> Data entries for graphics
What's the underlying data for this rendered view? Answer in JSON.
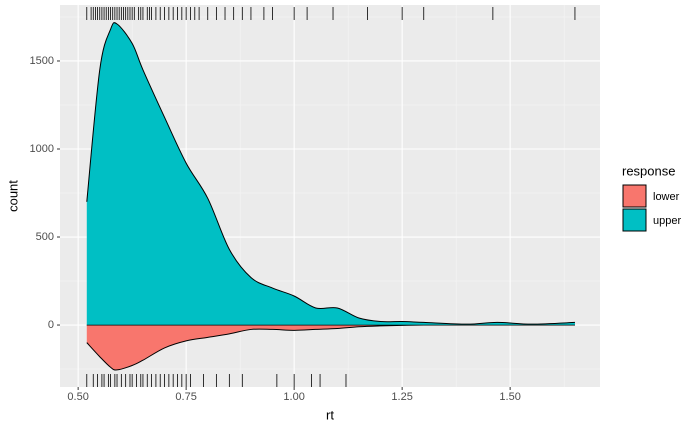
{
  "chart_data": {
    "type": "area",
    "x_label": "rt",
    "y_label": "count",
    "legend_title": "response",
    "x": [
      0.52,
      0.55,
      0.575,
      0.59,
      0.625,
      0.65,
      0.7,
      0.75,
      0.8,
      0.85,
      0.9,
      0.95,
      1.0,
      1.05,
      1.1,
      1.15,
      1.2,
      1.25,
      1.3,
      1.4,
      1.47,
      1.55,
      1.65
    ],
    "series": [
      {
        "name": "lower",
        "color": "#F8766D",
        "values": [
          -100,
          -180,
          -240,
          -255,
          -230,
          -200,
          -130,
          -90,
          -70,
          -50,
          -25,
          -25,
          -30,
          -25,
          -20,
          -10,
          -5,
          -2,
          0,
          0,
          0,
          0,
          0
        ],
        "rug": [
          0.52,
          0.535,
          0.545,
          0.555,
          0.56,
          0.57,
          0.575,
          0.585,
          0.59,
          0.6,
          0.61,
          0.62,
          0.625,
          0.635,
          0.645,
          0.65,
          0.66,
          0.67,
          0.68,
          0.69,
          0.7,
          0.71,
          0.72,
          0.73,
          0.74,
          0.75,
          0.76,
          0.79,
          0.82,
          0.85,
          0.88,
          0.96,
          1.0,
          1.04,
          1.06,
          1.12
        ]
      },
      {
        "name": "upper",
        "color": "#00BFC4",
        "values": [
          700,
          1450,
          1680,
          1710,
          1600,
          1450,
          1180,
          920,
          720,
          430,
          270,
          210,
          165,
          97,
          97,
          40,
          20,
          20,
          15,
          5,
          15,
          5,
          15
        ],
        "rug": [
          0.52,
          0.53,
          0.535,
          0.54,
          0.545,
          0.55,
          0.555,
          0.56,
          0.565,
          0.57,
          0.575,
          0.58,
          0.585,
          0.59,
          0.595,
          0.6,
          0.605,
          0.61,
          0.615,
          0.62,
          0.625,
          0.63,
          0.64,
          0.645,
          0.65,
          0.66,
          0.665,
          0.67,
          0.68,
          0.69,
          0.7,
          0.71,
          0.72,
          0.73,
          0.74,
          0.75,
          0.76,
          0.77,
          0.78,
          0.8,
          0.82,
          0.84,
          0.86,
          0.88,
          0.9,
          0.93,
          0.95,
          1.0,
          1.03,
          1.09,
          1.17,
          1.25,
          1.3,
          1.46,
          1.65
        ]
      }
    ],
    "xlim": [
      0.458,
      1.708
    ],
    "ylim": [
      -352,
      1818
    ],
    "xticks": [
      {
        "value": 0.5,
        "label": "0.50"
      },
      {
        "value": 0.75,
        "label": "0.75"
      },
      {
        "value": 1.0,
        "label": "1.00"
      },
      {
        "value": 1.25,
        "label": "1.25"
      },
      {
        "value": 1.5,
        "label": "1.50"
      }
    ],
    "yticks": [
      0,
      500,
      1000,
      1500
    ],
    "grid": true,
    "legend": "right"
  }
}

> WORK TO DO
Quote every line word for word and keep the images out of the copy.

> SOLUTION TO THE EXERCISE
What's the underlying data for this rendered view? Answer in JSON.
{
  "chart_data": {
    "type": "area",
    "x_label": "rt",
    "y_label": "count",
    "legend_title": "response",
    "x": [
      0.52,
      0.55,
      0.575,
      0.59,
      0.625,
      0.65,
      0.7,
      0.75,
      0.8,
      0.85,
      0.9,
      0.95,
      1.0,
      1.05,
      1.1,
      1.15,
      1.2,
      1.25,
      1.3,
      1.4,
      1.47,
      1.55,
      1.65
    ],
    "series": [
      {
        "name": "lower",
        "color": "#F8766D",
        "values": [
          -100,
          -180,
          -240,
          -255,
          -230,
          -200,
          -130,
          -90,
          -70,
          -50,
          -25,
          -25,
          -30,
          -25,
          -20,
          -10,
          -5,
          -2,
          0,
          0,
          0,
          0,
          0
        ],
        "rug": [
          0.52,
          0.535,
          0.545,
          0.555,
          0.56,
          0.57,
          0.575,
          0.585,
          0.59,
          0.6,
          0.61,
          0.62,
          0.625,
          0.635,
          0.645,
          0.65,
          0.66,
          0.67,
          0.68,
          0.69,
          0.7,
          0.71,
          0.72,
          0.73,
          0.74,
          0.75,
          0.76,
          0.79,
          0.82,
          0.85,
          0.88,
          0.96,
          1.0,
          1.04,
          1.06,
          1.12
        ]
      },
      {
        "name": "upper",
        "color": "#00BFC4",
        "values": [
          700,
          1450,
          1680,
          1710,
          1600,
          1450,
          1180,
          920,
          720,
          430,
          270,
          210,
          165,
          97,
          97,
          40,
          20,
          20,
          15,
          5,
          15,
          5,
          15
        ],
        "rug": [
          0.52,
          0.53,
          0.535,
          0.54,
          0.545,
          0.55,
          0.555,
          0.56,
          0.565,
          0.57,
          0.575,
          0.58,
          0.585,
          0.59,
          0.595,
          0.6,
          0.605,
          0.61,
          0.615,
          0.62,
          0.625,
          0.63,
          0.64,
          0.645,
          0.65,
          0.66,
          0.665,
          0.67,
          0.68,
          0.69,
          0.7,
          0.71,
          0.72,
          0.73,
          0.74,
          0.75,
          0.76,
          0.77,
          0.78,
          0.8,
          0.82,
          0.84,
          0.86,
          0.88,
          0.9,
          0.93,
          0.95,
          1.0,
          1.03,
          1.09,
          1.17,
          1.25,
          1.3,
          1.46,
          1.65
        ]
      }
    ],
    "xlim": [
      0.458,
      1.708
    ],
    "ylim": [
      -352,
      1818
    ],
    "xticks": [
      {
        "value": 0.5,
        "label": "0.50"
      },
      {
        "value": 0.75,
        "label": "0.75"
      },
      {
        "value": 1.0,
        "label": "1.00"
      },
      {
        "value": 1.25,
        "label": "1.25"
      },
      {
        "value": 1.5,
        "label": "1.50"
      }
    ],
    "yticks": [
      0,
      500,
      1000,
      1500
    ],
    "grid": true,
    "legend": "right"
  }
}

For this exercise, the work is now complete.